- **What is being asked**: Quote every line below exactly and skip any picture.

* Start Records supplied *

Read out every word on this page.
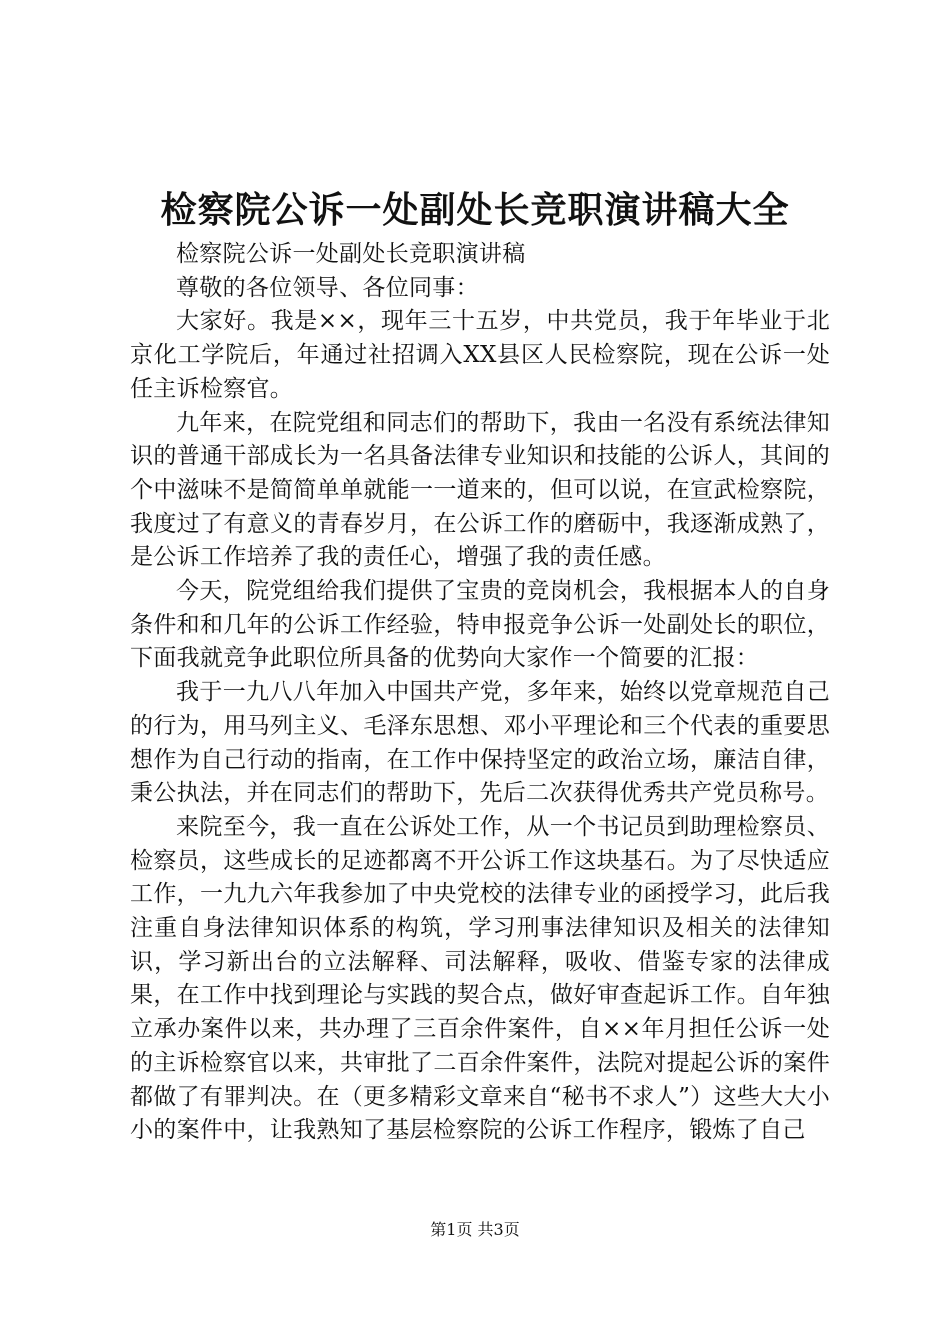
检察院公诉一处副处长竞职演讲稿大全

检察院公诉一处副处长竞职演讲稿

尊敬的各位领导、各位同事：

大家好。我是××，现年三十五岁，中共党员，我于年毕业于北京化工学院后，年通过社招调入XX县区人民检察院，现在公诉一处任主诉检察官。

九年来，在院党组和同志们的帮助下，我由一名没有系统法律知识的普通干部成长为一名具备法律专业知识和技能的公诉人，其间的个中滋味不是简简单单就能一一道来的，但可以说，在宣武检察院，我度过了有意义的青春岁月，在公诉工作的磨砺中，我逐渐成熟了，是公诉工作培养了我的责任心，增强了我的责任感。

今天，院党组给我们提供了宝贵的竞岗机会，我根据本人的自身条件和和几年的公诉工作经验，特申报竞争公诉一处副处长的职位，下面我就竞争此职位所具备的优势向大家作一个简要的汇报：

我于一九八八年加入中国共产党，多年来，始终以党章规范自己的行为，用马列主义、毛泽东思想、邓小平理论和三个代表的重要思想作为自己行动的指南，在工作中保持坚定的政治立场，廉洁自律，秉公执法，并在同志们的帮助下，先后二次获得优秀共产党员称号。

来院至今，我一直在公诉处工作，从一个书记员到助理检察员、检察员，这些成长的足迹都离不开公诉工作这块基石。为了尽快适应工作，一九九六年我参加了中央党校的法律专业的函授学习，此后我注重自身法律知识体系的构筑，学习刑事法律知识及相关的法律知识，学习新出台的立法解释、司法解释，吸收、借鉴专家的法律成果，在工作中找到理论与实践的契合点，做好审查起诉工作。自年独立承办案件以来，共办理了三百余件案件，自××年月担任公诉一处的主诉检察官以来，共审批了二百余件案件，法院对提起公诉的案件都做了有罪判决。在（更多精彩文章来自“秘书不求人”）这些大大小小的案件中，让我熟知了基层检察院的公诉工作程序，锻炼了自己

第1页 共3页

* End Records supplied *

- **Output of the task**:
Read out every word on this page.
检察院公诉一处副处长竞职演讲稿大全

检察院公诉一处副处长竞职演讲稿

尊敬的各位领导、各位同事：

大家好。我是××，现年三十五岁，中共党员，我于年毕业于北京化工学院后，年通过社招调入XX县区人民检察院，现在公诉一处任主诉检察官。

九年来，在院党组和同志们的帮助下，我由一名没有系统法律知识的普通干部成长为一名具备法律专业知识和技能的公诉人，其间的个中滋味不是简简单单就能一一道来的，但可以说，在宣武检察院，我度过了有意义的青春岁月，在公诉工作的磨砺中，我逐渐成熟了，是公诉工作培养了我的责任心，增强了我的责任感。

今天，院党组给我们提供了宝贵的竞岗机会，我根据本人的自身条件和和几年的公诉工作经验，特申报竞争公诉一处副处长的职位，下面我就竞争此职位所具备的优势向大家作一个简要的汇报：

我于一九八八年加入中国共产党，多年来，始终以党章规范自己的行为，用马列主义、毛泽东思想、邓小平理论和三个代表的重要思想作为自己行动的指南，在工作中保持坚定的政治立场，廉洁自律，秉公执法，并在同志们的帮助下，先后二次获得优秀共产党员称号。

来院至今，我一直在公诉处工作，从一个书记员到助理检察员、检察员，这些成长的足迹都离不开公诉工作这块基石。为了尽快适应工作，一九九六年我参加了中央党校的法律专业的函授学习，此后我注重自身法律知识体系的构筑，学习刑事法律知识及相关的法律知识，学习新出台的立法解释、司法解释，吸收、借鉴专家的法律成果，在工作中找到理论与实践的契合点，做好审查起诉工作。自年独立承办案件以来，共办理了三百余件案件，自××年月担任公诉一处的主诉检察官以来，共审批了二百余件案件，法院对提起公诉的案件都做了有罪判决。在（更多精彩文章来自“秘书不求人”）这些大大小小的案件中，让我熟知了基层检察院的公诉工作程序，锻炼了自己

第1页 共3页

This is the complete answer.